_THE EXERCISE_:
Copy out each line of the rows below that contains the string "display". Case counts.

[Listings of boxed layout items]
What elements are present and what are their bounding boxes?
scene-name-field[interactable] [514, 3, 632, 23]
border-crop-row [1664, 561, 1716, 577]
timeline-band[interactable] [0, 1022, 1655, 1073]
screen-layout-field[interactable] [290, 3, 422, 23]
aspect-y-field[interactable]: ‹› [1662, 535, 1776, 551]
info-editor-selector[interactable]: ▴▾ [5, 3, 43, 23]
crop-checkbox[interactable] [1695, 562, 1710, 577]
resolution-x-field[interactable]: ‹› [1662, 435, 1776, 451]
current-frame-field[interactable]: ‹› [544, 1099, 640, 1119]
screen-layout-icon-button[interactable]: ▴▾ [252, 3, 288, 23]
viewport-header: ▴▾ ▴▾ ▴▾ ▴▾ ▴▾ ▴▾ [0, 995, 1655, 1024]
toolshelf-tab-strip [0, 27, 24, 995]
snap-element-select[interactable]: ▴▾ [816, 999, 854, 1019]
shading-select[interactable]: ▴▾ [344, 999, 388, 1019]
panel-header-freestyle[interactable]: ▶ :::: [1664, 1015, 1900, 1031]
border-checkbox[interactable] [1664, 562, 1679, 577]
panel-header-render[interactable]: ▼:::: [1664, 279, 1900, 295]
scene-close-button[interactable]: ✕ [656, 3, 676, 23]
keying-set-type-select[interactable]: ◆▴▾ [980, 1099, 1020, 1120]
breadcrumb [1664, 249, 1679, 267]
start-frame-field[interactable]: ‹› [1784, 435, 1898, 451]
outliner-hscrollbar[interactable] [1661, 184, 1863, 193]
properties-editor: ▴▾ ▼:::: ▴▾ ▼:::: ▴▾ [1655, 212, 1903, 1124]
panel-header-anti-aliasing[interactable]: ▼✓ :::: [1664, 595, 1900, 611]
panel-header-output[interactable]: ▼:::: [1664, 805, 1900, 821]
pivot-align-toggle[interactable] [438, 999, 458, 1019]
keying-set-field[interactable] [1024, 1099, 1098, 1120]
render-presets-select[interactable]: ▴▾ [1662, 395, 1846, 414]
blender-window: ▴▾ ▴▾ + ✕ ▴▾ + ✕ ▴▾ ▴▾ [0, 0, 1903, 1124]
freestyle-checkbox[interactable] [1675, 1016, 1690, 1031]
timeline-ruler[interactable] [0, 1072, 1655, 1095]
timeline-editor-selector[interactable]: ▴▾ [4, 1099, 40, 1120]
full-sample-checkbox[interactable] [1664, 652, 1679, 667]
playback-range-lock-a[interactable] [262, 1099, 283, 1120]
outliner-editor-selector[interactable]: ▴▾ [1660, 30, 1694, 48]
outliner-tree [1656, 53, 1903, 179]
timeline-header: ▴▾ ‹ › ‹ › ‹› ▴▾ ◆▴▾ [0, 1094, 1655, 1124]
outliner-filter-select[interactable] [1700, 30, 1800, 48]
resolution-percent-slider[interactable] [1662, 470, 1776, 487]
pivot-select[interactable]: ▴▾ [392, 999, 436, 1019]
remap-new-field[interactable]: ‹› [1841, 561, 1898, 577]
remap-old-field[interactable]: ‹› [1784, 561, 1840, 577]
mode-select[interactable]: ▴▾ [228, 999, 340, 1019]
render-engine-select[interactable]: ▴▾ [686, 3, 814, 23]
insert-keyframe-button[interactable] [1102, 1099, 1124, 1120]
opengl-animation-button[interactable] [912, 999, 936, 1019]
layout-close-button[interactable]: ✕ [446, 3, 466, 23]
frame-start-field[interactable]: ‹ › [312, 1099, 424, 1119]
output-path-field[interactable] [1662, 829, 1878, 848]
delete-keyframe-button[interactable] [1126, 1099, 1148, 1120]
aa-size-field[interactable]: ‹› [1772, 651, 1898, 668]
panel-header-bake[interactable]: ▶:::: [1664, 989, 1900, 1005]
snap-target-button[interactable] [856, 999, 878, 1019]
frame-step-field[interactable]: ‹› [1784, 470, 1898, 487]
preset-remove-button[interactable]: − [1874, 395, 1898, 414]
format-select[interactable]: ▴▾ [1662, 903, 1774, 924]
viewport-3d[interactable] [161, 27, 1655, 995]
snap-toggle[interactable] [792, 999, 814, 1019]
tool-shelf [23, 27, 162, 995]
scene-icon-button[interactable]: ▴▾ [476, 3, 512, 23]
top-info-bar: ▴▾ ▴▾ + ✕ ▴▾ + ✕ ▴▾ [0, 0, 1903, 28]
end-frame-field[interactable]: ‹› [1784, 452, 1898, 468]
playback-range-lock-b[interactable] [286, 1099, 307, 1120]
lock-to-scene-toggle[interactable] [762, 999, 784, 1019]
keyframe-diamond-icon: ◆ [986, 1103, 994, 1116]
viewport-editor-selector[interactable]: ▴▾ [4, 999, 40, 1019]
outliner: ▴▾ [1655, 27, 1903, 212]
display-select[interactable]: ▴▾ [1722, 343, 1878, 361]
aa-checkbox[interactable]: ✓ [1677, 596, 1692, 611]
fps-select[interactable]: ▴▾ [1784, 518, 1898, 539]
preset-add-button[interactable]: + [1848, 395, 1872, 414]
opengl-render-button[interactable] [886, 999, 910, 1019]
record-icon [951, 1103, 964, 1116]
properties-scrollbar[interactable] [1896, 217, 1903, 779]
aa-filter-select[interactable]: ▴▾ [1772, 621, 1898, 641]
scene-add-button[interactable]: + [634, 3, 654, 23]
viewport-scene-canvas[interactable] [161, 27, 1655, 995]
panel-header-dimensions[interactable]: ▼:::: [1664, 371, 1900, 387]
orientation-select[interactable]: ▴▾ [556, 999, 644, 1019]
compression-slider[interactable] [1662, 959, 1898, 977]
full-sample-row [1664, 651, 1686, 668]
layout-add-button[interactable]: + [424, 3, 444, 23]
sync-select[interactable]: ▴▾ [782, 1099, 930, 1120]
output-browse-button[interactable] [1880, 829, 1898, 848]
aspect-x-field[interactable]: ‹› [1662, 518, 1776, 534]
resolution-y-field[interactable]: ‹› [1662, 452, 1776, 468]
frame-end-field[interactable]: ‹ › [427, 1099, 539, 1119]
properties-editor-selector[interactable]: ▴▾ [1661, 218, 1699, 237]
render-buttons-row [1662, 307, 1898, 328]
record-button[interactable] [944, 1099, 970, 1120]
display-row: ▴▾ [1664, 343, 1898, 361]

_TASK SOLUTION_:
display-select[interactable]: ▴▾ [1722, 343, 1878, 361]
display-row: ▴▾ [1664, 343, 1898, 361]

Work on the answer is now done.